[START OF PROVIDED RECORDS]

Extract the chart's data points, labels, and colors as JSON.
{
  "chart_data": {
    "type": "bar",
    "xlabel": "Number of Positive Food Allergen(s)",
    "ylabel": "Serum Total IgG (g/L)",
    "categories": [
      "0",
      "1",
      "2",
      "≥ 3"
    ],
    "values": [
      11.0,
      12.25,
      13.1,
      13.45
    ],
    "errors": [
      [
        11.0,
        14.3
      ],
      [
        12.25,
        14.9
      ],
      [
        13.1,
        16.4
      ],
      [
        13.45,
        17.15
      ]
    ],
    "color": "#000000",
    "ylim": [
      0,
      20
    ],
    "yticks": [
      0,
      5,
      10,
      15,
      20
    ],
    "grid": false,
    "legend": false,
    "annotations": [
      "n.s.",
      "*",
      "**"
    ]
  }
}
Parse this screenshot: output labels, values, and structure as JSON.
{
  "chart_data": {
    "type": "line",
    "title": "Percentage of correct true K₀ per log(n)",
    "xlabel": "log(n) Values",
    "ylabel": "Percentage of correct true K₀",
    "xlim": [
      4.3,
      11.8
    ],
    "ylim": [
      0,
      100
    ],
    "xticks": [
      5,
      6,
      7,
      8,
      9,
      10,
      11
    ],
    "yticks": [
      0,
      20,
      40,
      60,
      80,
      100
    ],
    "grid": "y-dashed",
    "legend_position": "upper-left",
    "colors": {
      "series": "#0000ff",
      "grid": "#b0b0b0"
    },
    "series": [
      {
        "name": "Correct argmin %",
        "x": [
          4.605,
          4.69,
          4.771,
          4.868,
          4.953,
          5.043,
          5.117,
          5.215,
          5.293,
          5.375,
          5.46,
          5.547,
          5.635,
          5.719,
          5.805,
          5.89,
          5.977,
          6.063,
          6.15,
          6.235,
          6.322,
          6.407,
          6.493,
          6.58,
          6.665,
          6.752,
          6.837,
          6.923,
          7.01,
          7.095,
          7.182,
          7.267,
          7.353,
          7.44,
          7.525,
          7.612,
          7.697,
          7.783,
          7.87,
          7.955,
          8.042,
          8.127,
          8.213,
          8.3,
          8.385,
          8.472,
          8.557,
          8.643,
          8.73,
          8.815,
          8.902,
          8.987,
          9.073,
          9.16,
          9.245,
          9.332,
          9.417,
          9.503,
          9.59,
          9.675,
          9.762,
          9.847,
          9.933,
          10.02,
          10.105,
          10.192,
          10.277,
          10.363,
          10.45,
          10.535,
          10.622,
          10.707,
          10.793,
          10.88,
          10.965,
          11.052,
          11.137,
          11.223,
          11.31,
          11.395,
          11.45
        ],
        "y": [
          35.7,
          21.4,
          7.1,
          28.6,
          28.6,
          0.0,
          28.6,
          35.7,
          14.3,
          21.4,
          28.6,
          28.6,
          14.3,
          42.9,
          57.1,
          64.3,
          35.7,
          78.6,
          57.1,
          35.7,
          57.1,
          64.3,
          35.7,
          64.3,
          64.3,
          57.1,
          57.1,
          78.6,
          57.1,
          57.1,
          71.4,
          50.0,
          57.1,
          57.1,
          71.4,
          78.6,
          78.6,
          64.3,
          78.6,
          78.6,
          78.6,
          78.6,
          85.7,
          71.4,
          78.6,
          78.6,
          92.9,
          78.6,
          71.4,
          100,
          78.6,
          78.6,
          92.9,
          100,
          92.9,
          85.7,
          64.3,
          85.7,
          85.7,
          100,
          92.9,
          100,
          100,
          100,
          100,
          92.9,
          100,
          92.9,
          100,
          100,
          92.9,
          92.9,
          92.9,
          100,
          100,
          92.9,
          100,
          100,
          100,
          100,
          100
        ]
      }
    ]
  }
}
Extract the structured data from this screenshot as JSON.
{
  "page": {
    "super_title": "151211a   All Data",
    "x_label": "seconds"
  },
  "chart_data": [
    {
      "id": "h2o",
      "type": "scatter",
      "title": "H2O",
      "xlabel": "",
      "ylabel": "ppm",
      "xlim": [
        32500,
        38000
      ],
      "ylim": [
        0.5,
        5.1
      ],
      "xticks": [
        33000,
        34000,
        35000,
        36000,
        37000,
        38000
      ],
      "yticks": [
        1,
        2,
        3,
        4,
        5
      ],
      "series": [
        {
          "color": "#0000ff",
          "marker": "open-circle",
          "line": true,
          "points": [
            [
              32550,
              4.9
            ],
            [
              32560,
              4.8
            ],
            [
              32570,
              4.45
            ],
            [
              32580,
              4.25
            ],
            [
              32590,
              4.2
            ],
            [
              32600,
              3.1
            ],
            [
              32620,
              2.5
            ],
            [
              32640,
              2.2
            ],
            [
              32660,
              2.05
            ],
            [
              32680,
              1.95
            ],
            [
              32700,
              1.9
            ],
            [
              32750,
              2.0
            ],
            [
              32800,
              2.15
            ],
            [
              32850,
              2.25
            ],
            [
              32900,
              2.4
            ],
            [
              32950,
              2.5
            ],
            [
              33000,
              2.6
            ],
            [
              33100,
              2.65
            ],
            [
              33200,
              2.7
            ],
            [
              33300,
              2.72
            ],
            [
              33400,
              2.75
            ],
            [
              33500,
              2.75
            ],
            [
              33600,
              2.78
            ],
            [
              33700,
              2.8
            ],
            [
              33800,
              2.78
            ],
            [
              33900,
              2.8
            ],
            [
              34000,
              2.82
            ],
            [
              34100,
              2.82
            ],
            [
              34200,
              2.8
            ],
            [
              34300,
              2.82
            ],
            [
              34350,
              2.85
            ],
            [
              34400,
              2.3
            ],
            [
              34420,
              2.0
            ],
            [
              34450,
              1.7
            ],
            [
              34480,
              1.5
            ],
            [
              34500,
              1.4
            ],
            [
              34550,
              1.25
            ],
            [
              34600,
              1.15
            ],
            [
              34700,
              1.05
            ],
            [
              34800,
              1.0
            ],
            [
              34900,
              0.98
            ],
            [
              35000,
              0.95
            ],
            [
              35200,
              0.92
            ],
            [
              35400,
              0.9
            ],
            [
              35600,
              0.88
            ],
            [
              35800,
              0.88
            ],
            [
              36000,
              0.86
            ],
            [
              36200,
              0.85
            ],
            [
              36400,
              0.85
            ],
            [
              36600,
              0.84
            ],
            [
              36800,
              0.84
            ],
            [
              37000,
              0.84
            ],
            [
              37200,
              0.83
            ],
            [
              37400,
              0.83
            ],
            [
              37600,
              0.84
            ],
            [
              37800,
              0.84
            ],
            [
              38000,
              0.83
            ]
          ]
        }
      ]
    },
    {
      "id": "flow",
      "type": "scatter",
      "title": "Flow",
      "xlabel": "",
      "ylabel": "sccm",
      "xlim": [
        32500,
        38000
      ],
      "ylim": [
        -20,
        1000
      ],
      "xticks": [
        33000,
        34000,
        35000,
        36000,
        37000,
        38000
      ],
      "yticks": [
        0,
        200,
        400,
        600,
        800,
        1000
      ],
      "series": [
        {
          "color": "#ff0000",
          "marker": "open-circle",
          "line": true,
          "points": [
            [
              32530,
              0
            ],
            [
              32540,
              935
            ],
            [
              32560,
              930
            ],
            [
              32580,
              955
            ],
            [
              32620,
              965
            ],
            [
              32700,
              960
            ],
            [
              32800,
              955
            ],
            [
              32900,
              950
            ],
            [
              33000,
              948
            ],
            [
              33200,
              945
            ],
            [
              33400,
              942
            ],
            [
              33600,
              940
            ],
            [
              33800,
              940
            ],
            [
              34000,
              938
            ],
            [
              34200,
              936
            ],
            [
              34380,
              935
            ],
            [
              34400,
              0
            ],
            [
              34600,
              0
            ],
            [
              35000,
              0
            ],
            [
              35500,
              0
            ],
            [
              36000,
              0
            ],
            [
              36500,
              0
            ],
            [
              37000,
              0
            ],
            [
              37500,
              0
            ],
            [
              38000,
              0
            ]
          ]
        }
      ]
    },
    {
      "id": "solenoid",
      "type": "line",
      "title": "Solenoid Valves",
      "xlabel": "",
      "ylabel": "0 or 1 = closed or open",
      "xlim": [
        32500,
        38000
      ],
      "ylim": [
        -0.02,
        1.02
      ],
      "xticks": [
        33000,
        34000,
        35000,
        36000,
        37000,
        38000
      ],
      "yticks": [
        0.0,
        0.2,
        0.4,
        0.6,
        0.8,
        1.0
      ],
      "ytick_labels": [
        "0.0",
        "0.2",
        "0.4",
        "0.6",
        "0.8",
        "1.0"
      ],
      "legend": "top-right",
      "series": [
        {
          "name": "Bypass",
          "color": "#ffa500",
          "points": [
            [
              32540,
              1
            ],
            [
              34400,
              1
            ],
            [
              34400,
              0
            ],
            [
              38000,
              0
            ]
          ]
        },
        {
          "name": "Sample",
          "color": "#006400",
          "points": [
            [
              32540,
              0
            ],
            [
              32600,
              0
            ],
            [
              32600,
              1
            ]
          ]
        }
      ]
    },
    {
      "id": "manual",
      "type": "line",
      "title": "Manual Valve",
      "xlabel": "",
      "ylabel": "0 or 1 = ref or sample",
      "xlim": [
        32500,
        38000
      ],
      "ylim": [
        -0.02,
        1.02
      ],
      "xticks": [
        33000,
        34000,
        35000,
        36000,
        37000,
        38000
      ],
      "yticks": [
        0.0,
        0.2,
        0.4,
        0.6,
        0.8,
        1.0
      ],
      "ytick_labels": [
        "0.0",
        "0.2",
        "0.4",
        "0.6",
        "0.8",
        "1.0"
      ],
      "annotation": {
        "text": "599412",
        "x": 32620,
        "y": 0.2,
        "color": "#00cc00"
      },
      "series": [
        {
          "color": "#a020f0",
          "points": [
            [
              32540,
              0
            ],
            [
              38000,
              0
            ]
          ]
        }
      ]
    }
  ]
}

[END OF PROVIDED RECORDS]

• [SHORT EXERCISE]: Report all lines of the material that contain the word "colors".

• [FULL SOLUTION]:
Extract the chart's data points, labels, and colors as JSON.
    "colors": {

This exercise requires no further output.